WHAT IS BEING ASKED »
Copy out every line exactly as given.

DATASET EXTRACT »
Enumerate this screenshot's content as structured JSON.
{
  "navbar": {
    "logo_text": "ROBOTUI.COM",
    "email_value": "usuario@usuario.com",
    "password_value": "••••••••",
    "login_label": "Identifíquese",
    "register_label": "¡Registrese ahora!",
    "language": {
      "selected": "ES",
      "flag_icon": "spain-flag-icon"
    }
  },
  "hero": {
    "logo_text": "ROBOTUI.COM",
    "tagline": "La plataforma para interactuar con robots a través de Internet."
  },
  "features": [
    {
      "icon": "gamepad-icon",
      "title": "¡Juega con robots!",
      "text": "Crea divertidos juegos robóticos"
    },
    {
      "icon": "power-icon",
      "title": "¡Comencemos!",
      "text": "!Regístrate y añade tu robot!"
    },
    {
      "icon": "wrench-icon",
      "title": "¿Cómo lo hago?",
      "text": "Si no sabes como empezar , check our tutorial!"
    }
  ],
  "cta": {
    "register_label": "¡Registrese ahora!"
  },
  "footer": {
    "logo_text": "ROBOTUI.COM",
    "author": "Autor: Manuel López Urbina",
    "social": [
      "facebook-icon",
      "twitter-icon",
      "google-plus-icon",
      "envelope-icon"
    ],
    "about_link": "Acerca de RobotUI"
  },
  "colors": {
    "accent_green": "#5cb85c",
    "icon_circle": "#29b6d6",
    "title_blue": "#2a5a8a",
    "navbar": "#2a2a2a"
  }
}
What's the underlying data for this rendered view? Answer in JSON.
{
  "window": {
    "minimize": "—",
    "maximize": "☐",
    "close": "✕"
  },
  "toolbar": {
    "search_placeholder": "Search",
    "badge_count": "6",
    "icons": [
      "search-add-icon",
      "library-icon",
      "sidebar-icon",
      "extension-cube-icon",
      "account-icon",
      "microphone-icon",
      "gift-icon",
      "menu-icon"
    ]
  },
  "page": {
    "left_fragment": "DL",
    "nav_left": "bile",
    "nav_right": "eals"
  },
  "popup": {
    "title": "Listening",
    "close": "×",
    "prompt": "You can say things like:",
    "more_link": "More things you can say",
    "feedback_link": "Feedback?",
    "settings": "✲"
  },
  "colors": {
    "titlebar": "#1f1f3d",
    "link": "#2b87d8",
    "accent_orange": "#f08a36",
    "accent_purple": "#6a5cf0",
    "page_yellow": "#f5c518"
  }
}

EXERCISE RESPONSE »
Enumerate this screenshot's content as structured JSON.
{
  "navbar": {
    "logo_text": "ROBOTUI.COM",
    "email_value": "usuario@usuario.com",
    "password_value": "••••••••",
    "login_label": "Identifíquese",
    "register_label": "¡Registrese ahora!",
    "language": {
      "selected": "ES",
      "flag_icon": "spain-flag-icon"
    }
  },
  "hero": {
    "logo_text": "ROBOTUI.COM",
    "tagline": "La plataforma para interactuar con robots a través de Internet."
  },
  "features": [
    {
      "icon": "gamepad-icon",
      "title": "¡Juega con robots!",
      "text": "Crea divertidos juegos robóticos"
    },
    {
      "icon": "power-icon",
      "title": "¡Comencemos!",
      "text": "!Regístrate y añade tu robot!"
    },
    {
      "icon": "wrench-icon",
      "title": "¿Cómo lo hago?",
      "text": "Si no sabes como empezar , check our tutorial!"
    }
  ],
  "cta": {
    "register_label": "¡Registrese ahora!"
  },
  "footer": {
    "logo_text": "ROBOTUI.COM",
    "author": "Autor: Manuel López Urbina",
    "social": [
      "facebook-icon",
      "twitter-icon",
      "google-plus-icon",
      "envelope-icon"
    ],
    "about_link": "Acerca de RobotUI"
  },
  "colors": {
    "accent_green": "#5cb85c",
    "icon_circle": "#29b6d6",
    "title_blue": "#2a5a8a",
    "navbar": "#2a2a2a"
  }
}
What's the underlying data for this rendered view? Answer in JSON.
{
  "window": {
    "minimize": "—",
    "maximize": "☐",
    "close": "✕"
  },
  "toolbar": {
    "search_placeholder": "Search",
    "badge_count": "6",
    "icons": [
      "search-add-icon",
      "library-icon",
      "sidebar-icon",
      "extension-cube-icon",
      "account-icon",
      "microphone-icon",
      "gift-icon",
      "menu-icon"
    ]
  },
  "page": {
    "left_fragment": "DL",
    "nav_left": "bile",
    "nav_right": "eals"
  },
  "popup": {
    "title": "Listening",
    "close": "×",
    "prompt": "You can say things like:",
    "more_link": "More things you can say",
    "feedback_link": "Feedback?",
    "settings": "✲"
  },
  "colors": {
    "titlebar": "#1f1f3d",
    "link": "#2b87d8",
    "accent_orange": "#f08a36",
    "accent_purple": "#6a5cf0",
    "page_yellow": "#f5c518"
  }
}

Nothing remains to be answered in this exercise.